----- RECORDS

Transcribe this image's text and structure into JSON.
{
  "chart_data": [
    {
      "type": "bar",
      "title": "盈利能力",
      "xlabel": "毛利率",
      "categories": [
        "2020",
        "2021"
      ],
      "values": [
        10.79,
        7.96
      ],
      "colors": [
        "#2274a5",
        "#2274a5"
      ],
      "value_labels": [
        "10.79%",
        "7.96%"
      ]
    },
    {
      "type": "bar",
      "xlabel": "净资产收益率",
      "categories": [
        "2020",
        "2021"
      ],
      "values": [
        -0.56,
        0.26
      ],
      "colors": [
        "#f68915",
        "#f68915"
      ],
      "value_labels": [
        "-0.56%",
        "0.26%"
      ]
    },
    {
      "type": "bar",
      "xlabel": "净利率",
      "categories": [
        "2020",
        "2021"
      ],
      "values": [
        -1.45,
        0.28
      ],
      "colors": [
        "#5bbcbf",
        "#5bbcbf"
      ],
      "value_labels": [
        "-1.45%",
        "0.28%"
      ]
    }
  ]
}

----------

## WRITTEN INSTRUCTION
Transcribe the data. Leave every line exactly as it is.

## THE REPLY
Transcribe this image's text and structure into JSON.
{
  "chart_data": [
    {
      "type": "bar",
      "title": "盈利能力",
      "xlabel": "毛利率",
      "categories": [
        "2020",
        "2021"
      ],
      "values": [
        10.79,
        7.96
      ],
      "colors": [
        "#2274a5",
        "#2274a5"
      ],
      "value_labels": [
        "10.79%",
        "7.96%"
      ]
    },
    {
      "type": "bar",
      "xlabel": "净资产收益率",
      "categories": [
        "2020",
        "2021"
      ],
      "values": [
        -0.56,
        0.26
      ],
      "colors": [
        "#f68915",
        "#f68915"
      ],
      "value_labels": [
        "-0.56%",
        "0.26%"
      ]
    },
    {
      "type": "bar",
      "xlabel": "净利率",
      "categories": [
        "2020",
        "2021"
      ],
      "values": [
        -1.45,
        0.28
      ],
      "colors": [
        "#5bbcbf",
        "#5bbcbf"
      ],
      "value_labels": [
        "-1.45%",
        "0.28%"
      ]
    }
  ]
}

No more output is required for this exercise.